▶ [Short exercise] List the lines of this listing that hold the word "března".

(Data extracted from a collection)

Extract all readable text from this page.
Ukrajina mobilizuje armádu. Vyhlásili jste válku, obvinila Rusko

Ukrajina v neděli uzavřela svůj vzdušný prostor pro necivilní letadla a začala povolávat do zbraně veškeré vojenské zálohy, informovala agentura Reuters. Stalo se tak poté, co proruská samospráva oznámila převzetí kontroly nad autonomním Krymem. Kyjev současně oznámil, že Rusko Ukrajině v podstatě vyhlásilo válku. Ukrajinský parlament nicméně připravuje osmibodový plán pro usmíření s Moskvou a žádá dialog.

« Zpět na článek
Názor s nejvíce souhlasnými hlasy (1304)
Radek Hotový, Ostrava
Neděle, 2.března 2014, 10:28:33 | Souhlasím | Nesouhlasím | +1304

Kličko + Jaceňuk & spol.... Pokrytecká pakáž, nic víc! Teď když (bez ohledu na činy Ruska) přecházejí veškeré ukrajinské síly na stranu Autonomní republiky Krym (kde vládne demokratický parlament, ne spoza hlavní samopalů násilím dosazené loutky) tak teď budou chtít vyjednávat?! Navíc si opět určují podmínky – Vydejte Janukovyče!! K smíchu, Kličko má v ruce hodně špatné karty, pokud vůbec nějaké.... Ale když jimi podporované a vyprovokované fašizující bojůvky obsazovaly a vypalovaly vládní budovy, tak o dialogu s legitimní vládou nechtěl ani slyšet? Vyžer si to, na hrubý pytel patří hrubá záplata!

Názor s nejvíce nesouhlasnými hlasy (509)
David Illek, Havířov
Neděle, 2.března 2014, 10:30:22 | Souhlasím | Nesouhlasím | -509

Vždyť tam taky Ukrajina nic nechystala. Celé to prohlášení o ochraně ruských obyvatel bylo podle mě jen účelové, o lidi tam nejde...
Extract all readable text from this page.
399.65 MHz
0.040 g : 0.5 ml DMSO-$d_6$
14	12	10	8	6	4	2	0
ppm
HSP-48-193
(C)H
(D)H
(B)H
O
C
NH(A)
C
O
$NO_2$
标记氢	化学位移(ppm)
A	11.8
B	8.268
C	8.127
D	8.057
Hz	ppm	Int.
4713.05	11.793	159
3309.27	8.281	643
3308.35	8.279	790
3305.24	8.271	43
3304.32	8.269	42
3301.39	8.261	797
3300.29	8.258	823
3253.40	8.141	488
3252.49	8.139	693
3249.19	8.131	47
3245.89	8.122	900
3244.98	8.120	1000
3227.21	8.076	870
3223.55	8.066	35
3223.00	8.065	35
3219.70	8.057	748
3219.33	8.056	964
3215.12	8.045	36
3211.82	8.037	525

▶ [Worked solution]
Neděle, 2.března 2014, 10:28:33 | Souhlasím | Nesouhlasím | +1304
Neděle, 2.března 2014, 10:30:22 | Souhlasím | Nesouhlasím | -509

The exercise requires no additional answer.